| Goal |
Copy whichever lines contain the string "this".

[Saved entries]
[Start]

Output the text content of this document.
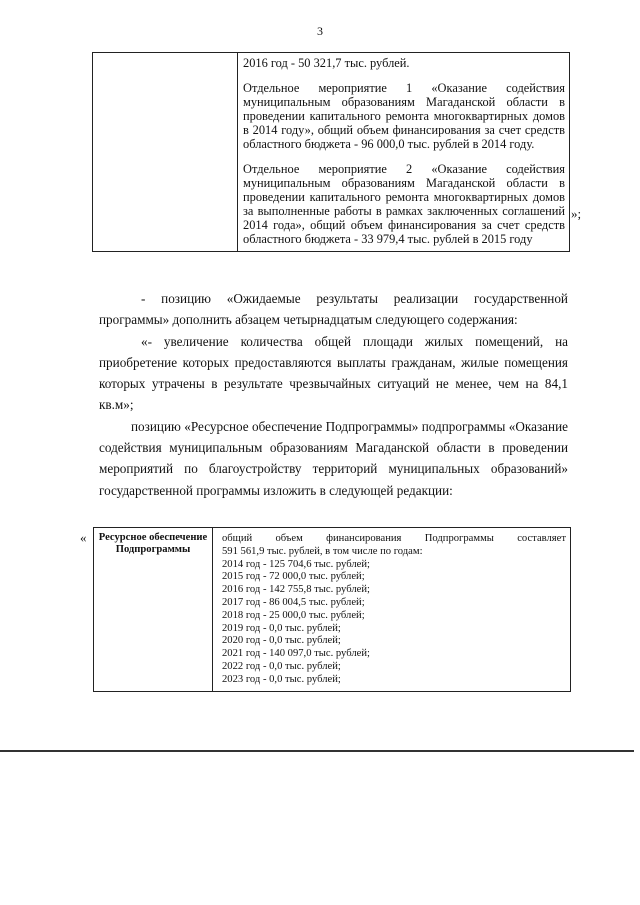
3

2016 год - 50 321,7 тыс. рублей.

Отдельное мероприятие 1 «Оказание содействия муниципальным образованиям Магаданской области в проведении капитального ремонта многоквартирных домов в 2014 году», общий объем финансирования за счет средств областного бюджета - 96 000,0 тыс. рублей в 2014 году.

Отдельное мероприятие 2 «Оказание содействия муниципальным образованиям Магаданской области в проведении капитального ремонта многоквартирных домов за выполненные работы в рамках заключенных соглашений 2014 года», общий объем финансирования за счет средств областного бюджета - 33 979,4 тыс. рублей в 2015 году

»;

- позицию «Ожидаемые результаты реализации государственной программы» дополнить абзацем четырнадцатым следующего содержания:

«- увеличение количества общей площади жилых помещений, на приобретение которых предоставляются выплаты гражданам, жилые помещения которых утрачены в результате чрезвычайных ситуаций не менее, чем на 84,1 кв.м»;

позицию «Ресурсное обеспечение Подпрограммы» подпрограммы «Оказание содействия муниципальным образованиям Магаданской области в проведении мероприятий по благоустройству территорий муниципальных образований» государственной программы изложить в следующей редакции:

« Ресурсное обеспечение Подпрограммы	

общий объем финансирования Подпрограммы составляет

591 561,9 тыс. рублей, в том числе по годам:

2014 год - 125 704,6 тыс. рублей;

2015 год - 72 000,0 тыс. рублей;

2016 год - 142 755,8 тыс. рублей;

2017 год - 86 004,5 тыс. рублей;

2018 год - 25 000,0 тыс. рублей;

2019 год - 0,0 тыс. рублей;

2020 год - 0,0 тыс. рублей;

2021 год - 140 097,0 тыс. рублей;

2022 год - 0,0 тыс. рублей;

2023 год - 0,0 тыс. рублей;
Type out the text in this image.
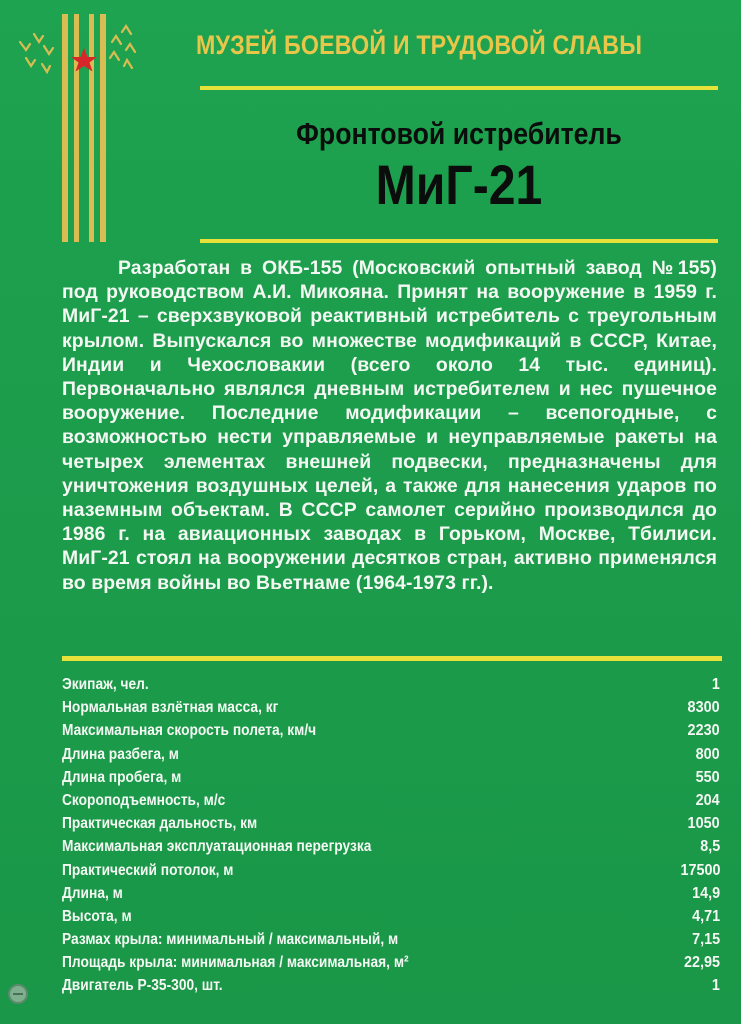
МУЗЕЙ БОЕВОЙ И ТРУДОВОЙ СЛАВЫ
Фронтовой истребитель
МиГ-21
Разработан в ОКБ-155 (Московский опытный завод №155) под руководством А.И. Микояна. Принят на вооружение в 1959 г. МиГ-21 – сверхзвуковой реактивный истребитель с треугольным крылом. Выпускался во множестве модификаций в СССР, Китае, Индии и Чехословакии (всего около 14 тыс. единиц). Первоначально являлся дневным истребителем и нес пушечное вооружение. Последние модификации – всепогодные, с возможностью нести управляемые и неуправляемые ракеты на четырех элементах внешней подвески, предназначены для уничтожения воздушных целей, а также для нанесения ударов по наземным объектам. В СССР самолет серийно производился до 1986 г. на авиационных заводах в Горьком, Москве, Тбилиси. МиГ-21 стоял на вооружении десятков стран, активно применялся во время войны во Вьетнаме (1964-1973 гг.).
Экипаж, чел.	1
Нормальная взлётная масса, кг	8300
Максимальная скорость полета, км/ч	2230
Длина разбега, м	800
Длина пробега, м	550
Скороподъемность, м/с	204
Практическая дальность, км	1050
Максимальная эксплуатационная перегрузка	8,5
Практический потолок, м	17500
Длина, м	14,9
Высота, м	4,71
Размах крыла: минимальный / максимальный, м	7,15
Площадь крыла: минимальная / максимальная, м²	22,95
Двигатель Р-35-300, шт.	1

[End]
[Start]

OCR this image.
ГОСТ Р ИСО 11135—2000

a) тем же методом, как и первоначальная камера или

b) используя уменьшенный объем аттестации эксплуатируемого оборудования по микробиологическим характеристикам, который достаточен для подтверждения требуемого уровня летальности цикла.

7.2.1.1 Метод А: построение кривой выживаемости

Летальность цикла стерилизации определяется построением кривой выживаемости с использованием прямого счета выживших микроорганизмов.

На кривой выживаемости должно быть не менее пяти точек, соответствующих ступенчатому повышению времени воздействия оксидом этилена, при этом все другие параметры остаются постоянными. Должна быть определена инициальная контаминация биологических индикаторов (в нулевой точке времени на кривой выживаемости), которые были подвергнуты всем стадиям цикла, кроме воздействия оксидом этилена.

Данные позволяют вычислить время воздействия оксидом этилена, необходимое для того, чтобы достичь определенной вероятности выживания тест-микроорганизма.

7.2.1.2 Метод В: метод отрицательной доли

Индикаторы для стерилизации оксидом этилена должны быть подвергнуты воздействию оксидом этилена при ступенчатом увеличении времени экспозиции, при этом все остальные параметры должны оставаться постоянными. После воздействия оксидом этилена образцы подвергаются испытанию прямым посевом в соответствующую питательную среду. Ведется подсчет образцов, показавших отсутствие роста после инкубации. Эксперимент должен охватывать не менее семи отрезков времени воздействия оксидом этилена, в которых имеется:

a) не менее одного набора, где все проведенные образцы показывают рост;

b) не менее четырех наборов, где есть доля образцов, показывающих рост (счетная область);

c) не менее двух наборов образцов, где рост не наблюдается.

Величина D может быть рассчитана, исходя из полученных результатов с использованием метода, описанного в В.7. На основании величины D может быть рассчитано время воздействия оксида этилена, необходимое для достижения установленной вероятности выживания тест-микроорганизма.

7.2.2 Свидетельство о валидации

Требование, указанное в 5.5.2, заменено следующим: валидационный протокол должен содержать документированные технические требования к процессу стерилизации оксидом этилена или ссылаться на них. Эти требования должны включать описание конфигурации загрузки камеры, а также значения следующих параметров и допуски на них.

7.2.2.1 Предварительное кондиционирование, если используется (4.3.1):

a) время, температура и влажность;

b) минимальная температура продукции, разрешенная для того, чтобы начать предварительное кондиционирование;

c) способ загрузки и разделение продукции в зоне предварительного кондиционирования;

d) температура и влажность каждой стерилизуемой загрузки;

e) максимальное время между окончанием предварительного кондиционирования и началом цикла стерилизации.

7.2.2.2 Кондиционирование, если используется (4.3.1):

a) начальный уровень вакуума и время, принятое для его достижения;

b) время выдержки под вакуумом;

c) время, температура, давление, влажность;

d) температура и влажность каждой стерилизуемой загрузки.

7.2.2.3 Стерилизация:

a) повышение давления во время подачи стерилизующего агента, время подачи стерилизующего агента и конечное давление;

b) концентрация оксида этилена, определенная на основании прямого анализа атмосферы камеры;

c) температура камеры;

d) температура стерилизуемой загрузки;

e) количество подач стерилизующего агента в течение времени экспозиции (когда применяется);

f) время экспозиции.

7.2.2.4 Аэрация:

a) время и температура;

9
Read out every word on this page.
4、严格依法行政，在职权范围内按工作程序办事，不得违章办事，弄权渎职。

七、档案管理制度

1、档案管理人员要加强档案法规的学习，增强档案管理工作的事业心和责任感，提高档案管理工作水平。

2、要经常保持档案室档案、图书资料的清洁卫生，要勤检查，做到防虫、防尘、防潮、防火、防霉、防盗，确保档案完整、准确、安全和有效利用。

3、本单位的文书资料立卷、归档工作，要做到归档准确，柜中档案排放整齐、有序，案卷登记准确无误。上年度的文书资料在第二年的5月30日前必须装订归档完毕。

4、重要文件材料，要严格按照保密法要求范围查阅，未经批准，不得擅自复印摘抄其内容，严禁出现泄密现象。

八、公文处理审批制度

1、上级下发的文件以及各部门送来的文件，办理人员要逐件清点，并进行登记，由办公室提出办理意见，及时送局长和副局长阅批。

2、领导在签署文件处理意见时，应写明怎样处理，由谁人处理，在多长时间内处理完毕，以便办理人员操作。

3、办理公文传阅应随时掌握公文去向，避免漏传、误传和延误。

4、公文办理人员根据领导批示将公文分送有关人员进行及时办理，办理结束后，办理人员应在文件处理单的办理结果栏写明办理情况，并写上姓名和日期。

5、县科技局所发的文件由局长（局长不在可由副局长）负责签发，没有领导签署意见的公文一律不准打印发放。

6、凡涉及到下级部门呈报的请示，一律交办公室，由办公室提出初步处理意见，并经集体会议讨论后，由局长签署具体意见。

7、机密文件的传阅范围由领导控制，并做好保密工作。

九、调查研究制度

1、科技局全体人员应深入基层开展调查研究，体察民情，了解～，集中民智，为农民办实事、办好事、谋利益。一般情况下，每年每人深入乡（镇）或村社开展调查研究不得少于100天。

[End]

| Reply |
Output the text content of this document.
Type out the text in this image.
OCR this image.
Read out every word on this page.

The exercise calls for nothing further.